Dataset listings of figures
○ ○ ○ ○

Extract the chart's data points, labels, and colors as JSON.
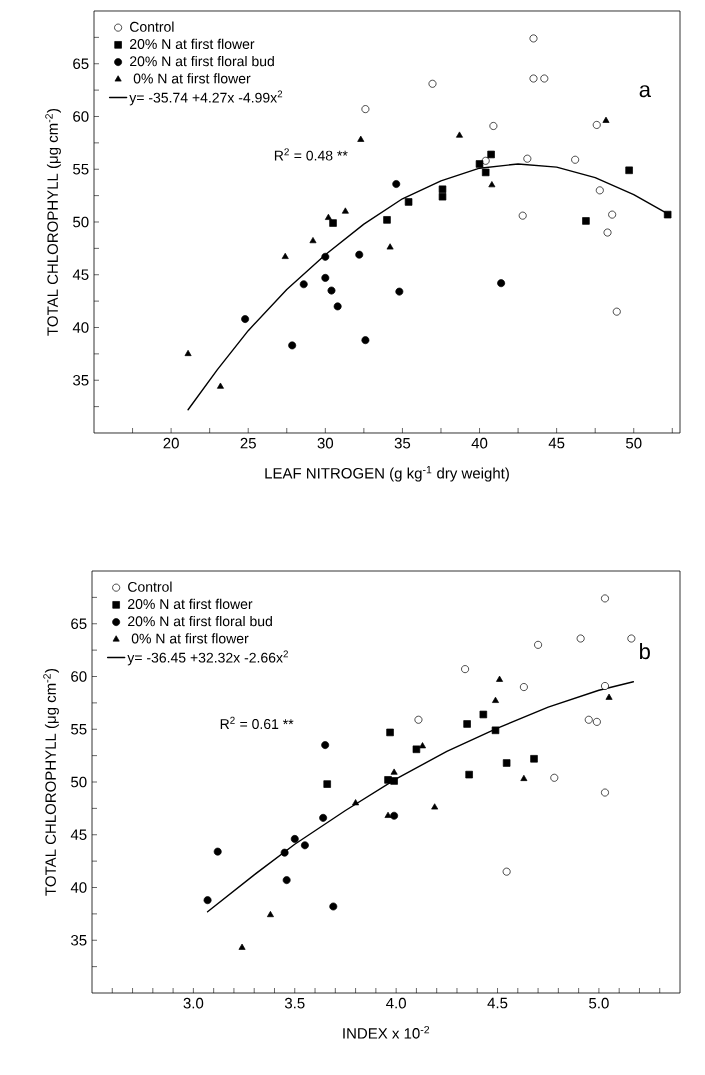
{
  "chart_data": [
    {
      "type": "scatter",
      "xlabel": "LEAF NITROGEN (g kg$^{-1}$ dry weight)",
      "ylabel": "TOTAL CHLOROPHYLL (μg cm$^{-2}$)",
      "xlim": [
        15,
        53
      ],
      "ylim": [
        30,
        70
      ],
      "xticks": [
        {
          "value": 17.5,
          "label": null
        },
        20,
        {
          "value": 22.5,
          "label": null
        },
        25,
        {
          "value": 27.5,
          "label": null
        },
        30,
        {
          "value": 32.5,
          "label": null
        },
        35,
        {
          "value": 37.5,
          "label": null
        },
        40,
        {
          "value": 42.5,
          "label": null
        },
        45,
        {
          "value": 47.5,
          "label": null
        },
        50,
        {
          "value": 52.5,
          "label": null
        }
      ],
      "yticks": [
        {
          "value": 32.5,
          "label": null
        },
        35,
        {
          "value": 37.5,
          "label": null
        },
        40,
        {
          "value": 42.5,
          "label": null
        },
        45,
        {
          "value": 47.5,
          "label": null
        },
        50,
        {
          "value": 52.5,
          "label": null
        },
        55,
        {
          "value": 57.5,
          "label": null
        },
        60,
        {
          "value": 62.5,
          "label": null
        },
        65,
        {
          "value": 67.5,
          "label": null
        }
      ],
      "legend": "top left",
      "annotations": [
        "R$^{2}$  = 0.48 **",
        "a"
      ],
      "series": [
        {
          "name": "Control",
          "color": "#ffffff",
          "marker": "circle",
          "x": [
            32.6,
            36.95,
            43.5,
            43.5,
            44.2,
            40.9,
            43.1,
            42.8,
            40.4,
            46.2,
            47.6,
            47.8,
            48.6,
            48.3,
            48.9
          ],
          "values": [
            60.7,
            63.1,
            67.4,
            63.6,
            63.6,
            59.1,
            56.0,
            50.6,
            55.8,
            55.9,
            59.2,
            53.0,
            50.7,
            49.0,
            41.5
          ]
        },
        {
          "name": "20% N at first flower",
          "color": "#000000",
          "marker": "square",
          "x": [
            40.75,
            40.0,
            40.4,
            37.6,
            37.6,
            35.4,
            34.0,
            30.5,
            49.7,
            46.9,
            52.2
          ],
          "values": [
            56.4,
            55.5,
            54.7,
            53.1,
            52.4,
            51.9,
            50.2,
            49.9,
            54.9,
            50.1,
            50.7
          ]
        },
        {
          "name": "20% N at first floral bud",
          "color": "#000000",
          "marker": "circle",
          "x": [
            24.8,
            27.85,
            28.6,
            30.0,
            30.0,
            30.4,
            30.8,
            32.2,
            32.6,
            34.6,
            34.8,
            41.4
          ],
          "values": [
            40.8,
            38.3,
            44.1,
            46.7,
            44.7,
            43.5,
            42.0,
            46.9,
            38.8,
            53.6,
            43.4,
            44.2
          ]
        },
        {
          "name": "  0% N at first flower",
          "color": "#000000",
          "marker": "triangle",
          "x": [
            21.1,
            23.2,
            27.4,
            29.2,
            30.2,
            31.3,
            32.3,
            34.2,
            38.7,
            40.8,
            48.2
          ],
          "values": [
            37.5,
            34.4,
            46.7,
            48.2,
            50.4,
            51.0,
            57.8,
            47.6,
            58.2,
            53.5,
            59.6
          ]
        },
        {
          "name": "y= -35.74 +4.27x -4.99x$^{2}$",
          "type": "line",
          "color": "#000000",
          "marker": "none",
          "line_style": "solid",
          "x": [
            21.1,
            23,
            25,
            27.5,
            30,
            32.5,
            35,
            37.5,
            40,
            42.5,
            45,
            47.5,
            50,
            52.3
          ],
          "values": [
            32.2,
            36.0,
            39.7,
            43.6,
            46.9,
            49.8,
            52.2,
            53.9,
            55.1,
            55.5,
            55.2,
            54.2,
            52.6,
            50.7
          ]
        }
      ]
    },
    {
      "type": "scatter",
      "xlabel": "INDEX x 10$^{-2}$",
      "ylabel": "TOTAL CHLOROPHYLL (μg cm$^{-2}$)",
      "xlim": [
        2.5,
        5.4
      ],
      "ylim": [
        30,
        70
      ],
      "xticks": [
        {
          "value": 2.6,
          "label": null
        },
        {
          "value": 2.7,
          "label": null
        },
        {
          "value": 2.8,
          "label": null
        },
        {
          "value": 2.9,
          "label": null
        },
        {
          "value": 3.0,
          "label": "3.0"
        },
        {
          "value": 3.1,
          "label": null
        },
        {
          "value": 3.2,
          "label": null
        },
        {
          "value": 3.3,
          "label": null
        },
        {
          "value": 3.4,
          "label": null
        },
        3.5,
        {
          "value": 3.6,
          "label": null
        },
        {
          "value": 3.7,
          "label": null
        },
        {
          "value": 3.8,
          "label": null
        },
        {
          "value": 3.9,
          "label": null
        },
        {
          "value": 4.0,
          "label": "4.0"
        },
        {
          "value": 4.1,
          "label": null
        },
        {
          "value": 4.2,
          "label": null
        },
        {
          "value": 4.3,
          "label": null
        },
        {
          "value": 4.4,
          "label": null
        },
        4.5,
        {
          "value": 4.6,
          "label": null
        },
        {
          "value": 4.7,
          "label": null
        },
        {
          "value": 4.8,
          "label": null
        },
        {
          "value": 4.9,
          "label": null
        },
        {
          "value": 5.0,
          "label": "5.0"
        },
        {
          "value": 5.1,
          "label": null
        },
        {
          "value": 5.2,
          "label": null
        },
        {
          "value": 5.3,
          "label": null
        }
      ],
      "yticks": [
        {
          "value": 32.5,
          "label": null
        },
        35,
        {
          "value": 37.5,
          "label": null
        },
        40,
        {
          "value": 42.5,
          "label": null
        },
        45,
        {
          "value": 47.5,
          "label": null
        },
        50,
        {
          "value": 52.5,
          "label": null
        },
        55,
        {
          "value": 57.5,
          "label": null
        },
        60,
        {
          "value": 62.5,
          "label": null
        },
        65,
        {
          "value": 67.5,
          "label": null
        }
      ],
      "legend": "top left",
      "annotations": [
        "R$^{2}$ = 0.61 **",
        "b"
      ],
      "series": [
        {
          "name": "Control",
          "color": "#ffffff",
          "marker": "circle",
          "x": [
            4.11,
            4.34,
            4.63,
            4.7,
            4.78,
            4.545,
            4.91,
            5.03,
            5.16,
            5.03,
            4.95,
            4.99,
            5.03
          ],
          "values": [
            55.9,
            60.7,
            59.0,
            63.0,
            50.4,
            41.5,
            63.6,
            67.4,
            63.6,
            59.1,
            55.9,
            55.7,
            49.0
          ]
        },
        {
          "name": "20% N at first flower",
          "color": "#000000",
          "marker": "square",
          "x": [
            3.66,
            3.97,
            3.96,
            3.99,
            4.1,
            4.35,
            4.43,
            4.49,
            4.36,
            4.545,
            4.68
          ],
          "values": [
            49.8,
            54.7,
            50.2,
            50.1,
            53.1,
            55.5,
            56.4,
            54.9,
            50.7,
            51.8,
            52.2
          ]
        },
        {
          "name": "20% N at first floral bud",
          "color": "#000000",
          "marker": "circle",
          "x": [
            3.07,
            3.12,
            3.45,
            3.46,
            3.5,
            3.55,
            3.64,
            3.65,
            3.69,
            3.99
          ],
          "values": [
            38.8,
            43.4,
            43.3,
            40.7,
            44.6,
            44.0,
            46.6,
            53.5,
            38.2,
            46.8
          ]
        },
        {
          "name": "  0% N at first flower",
          "color": "#000000",
          "marker": "triangle",
          "x": [
            3.24,
            3.38,
            3.8,
            3.99,
            4.13,
            4.19,
            4.49,
            4.51,
            4.63,
            5.05,
            3.96
          ],
          "values": [
            34.3,
            37.4,
            48.0,
            50.9,
            53.4,
            47.6,
            57.7,
            59.7,
            50.3,
            58.0,
            46.8
          ]
        },
        {
          "name": "y= -36.45 +32.32x -2.66x$^{2}$",
          "type": "line",
          "color": "#000000",
          "marker": "none",
          "line_style": "solid",
          "x": [
            3.07,
            3.3,
            3.5,
            3.75,
            4.0,
            4.25,
            4.5,
            4.75,
            5.0,
            5.17
          ],
          "values": [
            37.7,
            41.2,
            44.1,
            47.3,
            50.3,
            52.9,
            55.1,
            57.1,
            58.7,
            59.5
          ]
        }
      ]
    }
  ]
}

○ ○ ○ ○

■ **The request**: List all lines where "xlabel" occurs.

■ **Full answer**:
      "xlabel": "LEAF NITROGEN (g kg$^{-1}$ dry weight)",
      "xlabel": "INDEX x 10$^{-2}$",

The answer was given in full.